◆ **Your instructions**: The records that follow are to be transcribed in full, without their images.

◆ **Data excerpts**:
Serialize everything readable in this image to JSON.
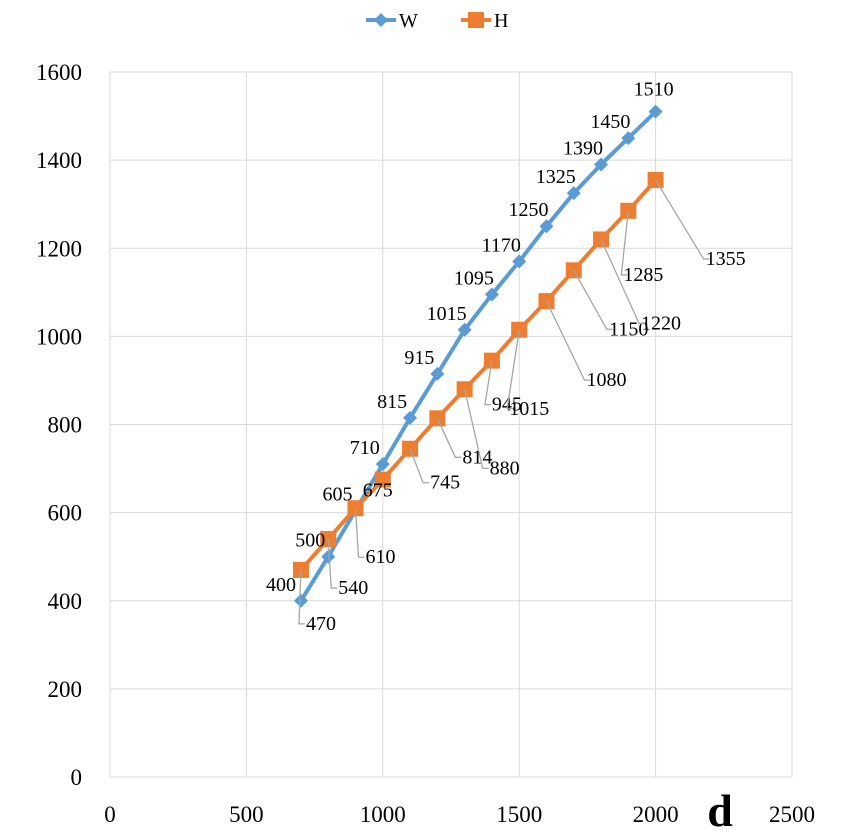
{
  "chart_data": {
    "type": "scatter",
    "title": "",
    "xlabel": "d",
    "ylabel": "",
    "xlim": [
      0,
      2500
    ],
    "ylim": [
      0,
      1600
    ],
    "xticks": [
      "0",
      "500",
      "1000",
      "1500",
      "2000",
      "2500"
    ],
    "yticks": [
      "0",
      "200",
      "400",
      "600",
      "800",
      "1000",
      "1200",
      "1400",
      "1600"
    ],
    "grid": true,
    "legend_position": "top",
    "series": [
      {
        "name": "W",
        "color": "#5B9BD5",
        "marker": "diamond",
        "x": [
          700,
          800,
          900,
          1000,
          1100,
          1200,
          1300,
          1400,
          1500,
          1600,
          1700,
          1800,
          1900,
          2000
        ],
        "y": [
          400,
          500,
          605,
          710,
          815,
          915,
          1015,
          1095,
          1170,
          1250,
          1325,
          1390,
          1450,
          1510
        ],
        "labels": [
          "400",
          "500",
          "605",
          "710",
          "815",
          "915",
          "1015",
          "1095",
          "1170",
          "1250",
          "1325",
          "1390",
          "1450",
          "1510"
        ]
      },
      {
        "name": "H",
        "color": "#ED7D31",
        "marker": "square",
        "x": [
          700,
          800,
          900,
          1000,
          1100,
          1200,
          1300,
          1400,
          1500,
          1600,
          1700,
          1800,
          1900,
          2000
        ],
        "y": [
          470,
          540,
          610,
          675,
          745,
          814,
          880,
          945,
          1015,
          1080,
          1150,
          1220,
          1285,
          1355
        ],
        "labels": [
          "470",
          "540",
          "610",
          "675",
          "745",
          "814",
          "880",
          "945",
          "1015",
          "1080",
          "1150",
          "1220",
          "1285",
          "1355"
        ]
      }
    ]
  }
}
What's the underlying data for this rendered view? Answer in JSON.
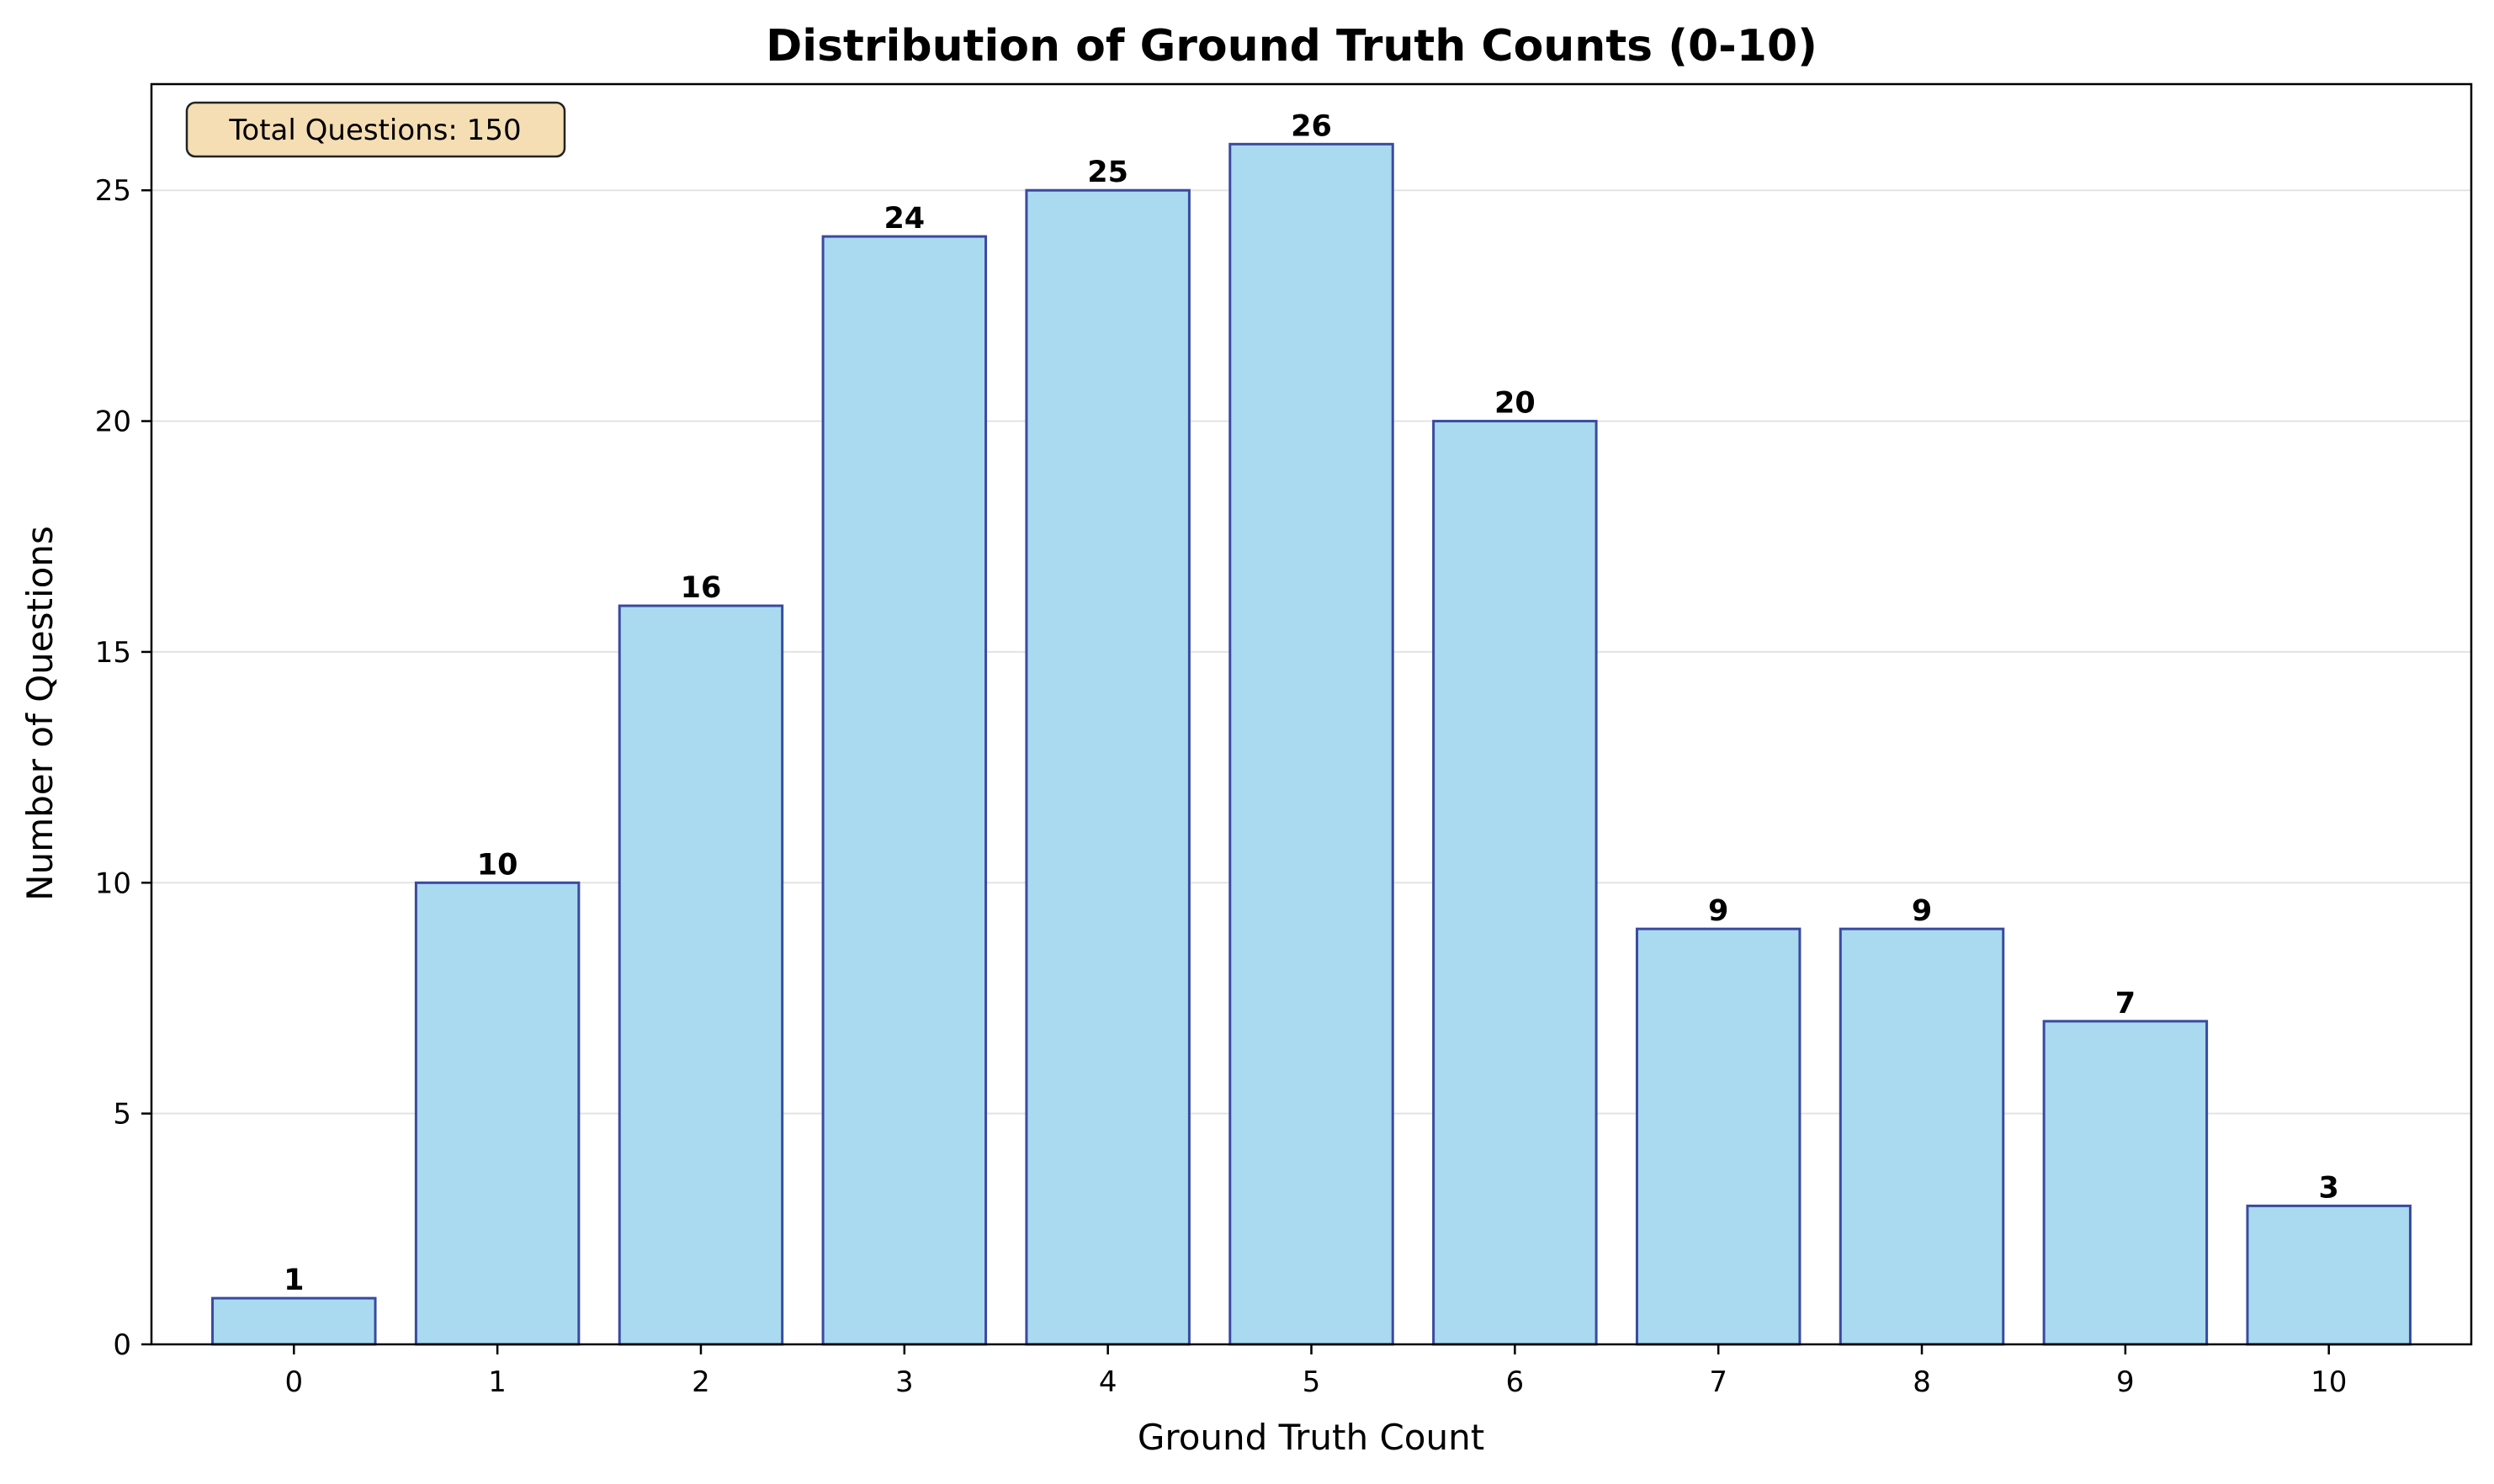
{
  "chart_data": {
    "type": "bar",
    "title": "Distribution of Ground Truth Counts (0-10)",
    "xlabel": "Ground Truth Count",
    "ylabel": "Number of Questions",
    "categories": [
      "0",
      "1",
      "2",
      "3",
      "4",
      "5",
      "6",
      "7",
      "8",
      "9",
      "10"
    ],
    "values": [
      1,
      10,
      16,
      24,
      25,
      26,
      20,
      9,
      9,
      7,
      3
    ],
    "ylim": [
      0,
      27.3
    ],
    "yticks": [
      0,
      5,
      10,
      15,
      20,
      25
    ],
    "grid": "horizontal",
    "annotation": "Total Questions: 150",
    "colors": {
      "bar_fill": "#aadaef",
      "bar_edge": "#3a4aa0",
      "grid": "#e3e3e3",
      "annotation_fill": "#f5deb3",
      "annotation_edge": "#222222"
    }
  }
}
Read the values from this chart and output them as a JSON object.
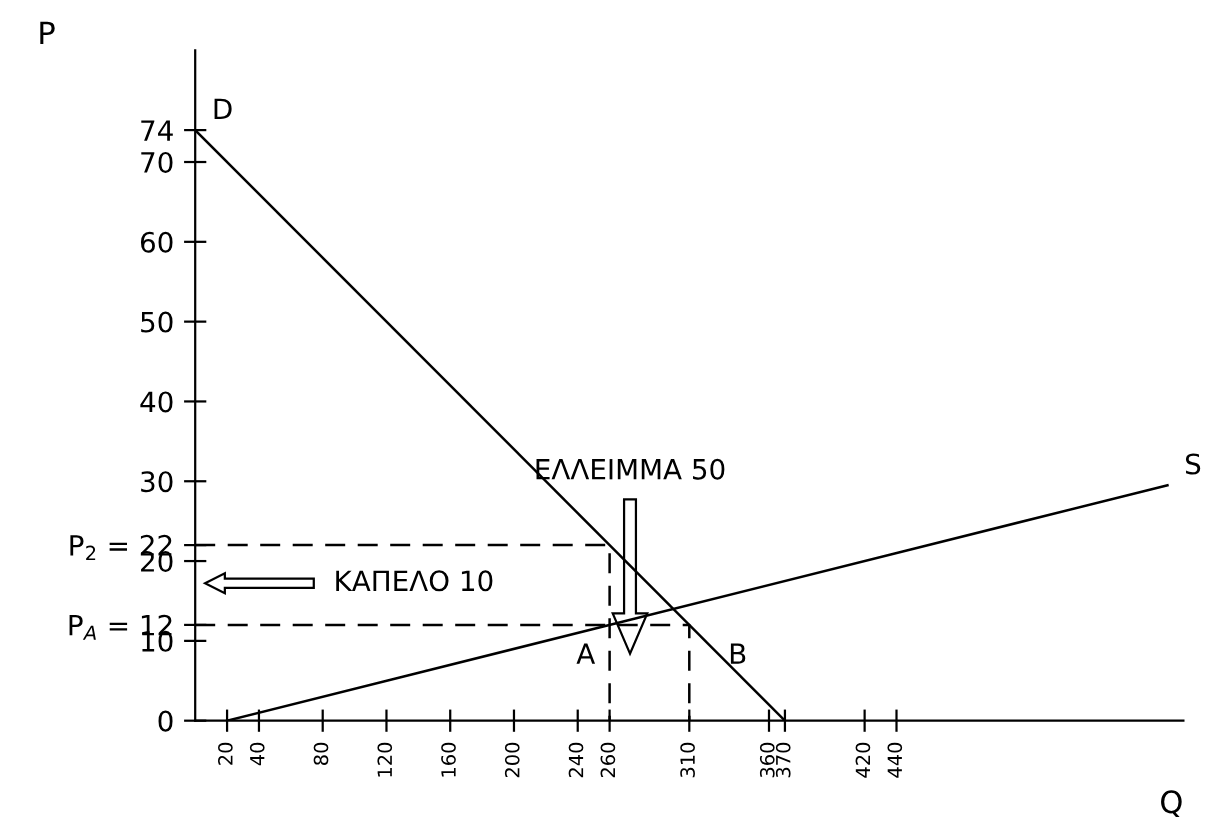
{
  "chart_data": {
    "type": "line",
    "xlabel": "Q",
    "ylabel": "P",
    "xlim": [
      0,
      620
    ],
    "ylim": [
      0,
      84
    ],
    "xticks": [
      20,
      40,
      80,
      120,
      160,
      200,
      240,
      260,
      310,
      360,
      370,
      420,
      440
    ],
    "yticks": [
      0,
      10,
      {
        "value": 12,
        "label": "P$_{A}$ = 12"
      },
      20,
      {
        "value": 22,
        "label": "P$_{2}$ = 22"
      },
      30,
      40,
      50,
      60,
      70,
      74
    ],
    "grid": false,
    "legend": false,
    "marker": "none",
    "series": [
      {
        "name": "D",
        "color": "#000000",
        "x": [
          0,
          370
        ],
        "values": [
          74,
          0
        ]
      },
      {
        "name": "S",
        "color": "#000000",
        "x": [
          20,
          610
        ],
        "values": [
          0,
          29.5
        ]
      },
      {
        "color": "#000000",
        "line_style": "dashed",
        "x": [
          0,
          260,
          260
        ],
        "values": [
          22,
          22,
          0
        ]
      },
      {
        "color": "#000000",
        "line_style": "dashed",
        "x": [
          0,
          310,
          310
        ],
        "values": [
          12,
          12,
          0
        ]
      }
    ],
    "annotations": [
      "ΕΛΛΕΙΜΜΑ 50",
      "ΚΑΠΕΛΟ 10",
      {
        "text": "A",
        "x": 260,
        "y": 12
      },
      {
        "text": "B",
        "x": 310,
        "y": 12
      }
    ]
  }
}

◆ **Reply**:
Serialize everything readable in this image to JSON.
{
  "chart_data": {
    "type": "scatter",
    "title": "",
    "xlabel": "d",
    "ylabel": "",
    "xlim": [
      0,
      2500
    ],
    "ylim": [
      0,
      1600
    ],
    "xticks": [
      "0",
      "500",
      "1000",
      "1500",
      "2000",
      "2500"
    ],
    "yticks": [
      "0",
      "200",
      "400",
      "600",
      "800",
      "1000",
      "1200",
      "1400",
      "1600"
    ],
    "grid": true,
    "legend_position": "top",
    "series": [
      {
        "name": "W",
        "color": "#5B9BD5",
        "marker": "diamond",
        "x": [
          700,
          800,
          900,
          1000,
          1100,
          1200,
          1300,
          1400,
          1500,
          1600,
          1700,
          1800,
          1900,
          2000
        ],
        "y": [
          400,
          500,
          605,
          710,
          815,
          915,
          1015,
          1095,
          1170,
          1250,
          1325,
          1390,
          1450,
          1510
        ],
        "labels": [
          "400",
          "500",
          "605",
          "710",
          "815",
          "915",
          "1015",
          "1095",
          "1170",
          "1250",
          "1325",
          "1390",
          "1450",
          "1510"
        ]
      },
      {
        "name": "H",
        "color": "#ED7D31",
        "marker": "square",
        "x": [
          700,
          800,
          900,
          1000,
          1100,
          1200,
          1300,
          1400,
          1500,
          1600,
          1700,
          1800,
          1900,
          2000
        ],
        "y": [
          470,
          540,
          610,
          675,
          745,
          814,
          880,
          945,
          1015,
          1080,
          1150,
          1220,
          1285,
          1355
        ],
        "labels": [
          "470",
          "540",
          "610",
          "675",
          "745",
          "814",
          "880",
          "945",
          "1015",
          "1080",
          "1150",
          "1220",
          "1285",
          "1355"
        ]
      }
    ]
  }
}
What's the underlying data for this rendered view? Answer in JSON.
{
  "chart_data": {
    "type": "bar",
    "title": "Distribution of Ground Truth Counts (0-10)",
    "xlabel": "Ground Truth Count",
    "ylabel": "Number of Questions",
    "categories": [
      "0",
      "1",
      "2",
      "3",
      "4",
      "5",
      "6",
      "7",
      "8",
      "9",
      "10"
    ],
    "values": [
      1,
      10,
      16,
      24,
      25,
      26,
      20,
      9,
      9,
      7,
      3
    ],
    "ylim": [
      0,
      27.3
    ],
    "yticks": [
      0,
      5,
      10,
      15,
      20,
      25
    ],
    "grid": "horizontal",
    "annotation": "Total Questions: 150",
    "colors": {
      "bar_fill": "#aadaef",
      "bar_edge": "#3a4aa0",
      "grid": "#e3e3e3",
      "annotation_fill": "#f5deb3",
      "annotation_edge": "#222222"
    }
  }
}
Read the values from this chart and output them as a JSON object.
{
  "chart_data": {
    "type": "line",
    "xlabel": "Q",
    "ylabel": "P",
    "xlim": [
      0,
      620
    ],
    "ylim": [
      0,
      84
    ],
    "xticks": [
      20,
      40,
      80,
      120,
      160,
      200,
      240,
      260,
      310,
      360,
      370,
      420,
      440
    ],
    "yticks": [
      0,
      10,
      {
        "value": 12,
        "label": "P$_{A}$ = 12"
      },
      20,
      {
        "value": 22,
        "label": "P$_{2}$ = 22"
      },
      30,
      40,
      50,
      60,
      70,
      74
    ],
    "grid": false,
    "legend": false,
    "marker": "none",
    "series": [
      {
        "name": "D",
        "color": "#000000",
        "x": [
          0,
          370
        ],
        "values": [
          74,
          0
        ]
      },
      {
        "name": "S",
        "color": "#000000",
        "x": [
          20,
          610
        ],
        "values": [
          0,
          29.5
        ]
      },
      {
        "color": "#000000",
        "line_style": "dashed",
        "x": [
          0,
          260,
          260
        ],
        "values": [
          22,
          22,
          0
        ]
      },
      {
        "color": "#000000",
        "line_style": "dashed",
        "x": [
          0,
          310,
          310
        ],
        "values": [
          12,
          12,
          0
        ]
      }
    ],
    "annotations": [
      "ΕΛΛΕΙΜΜΑ 50",
      "ΚΑΠΕΛΟ 10",
      {
        "text": "A",
        "x": 260,
        "y": 12
      },
      {
        "text": "B",
        "x": 310,
        "y": 12
      }
    ]
  }
}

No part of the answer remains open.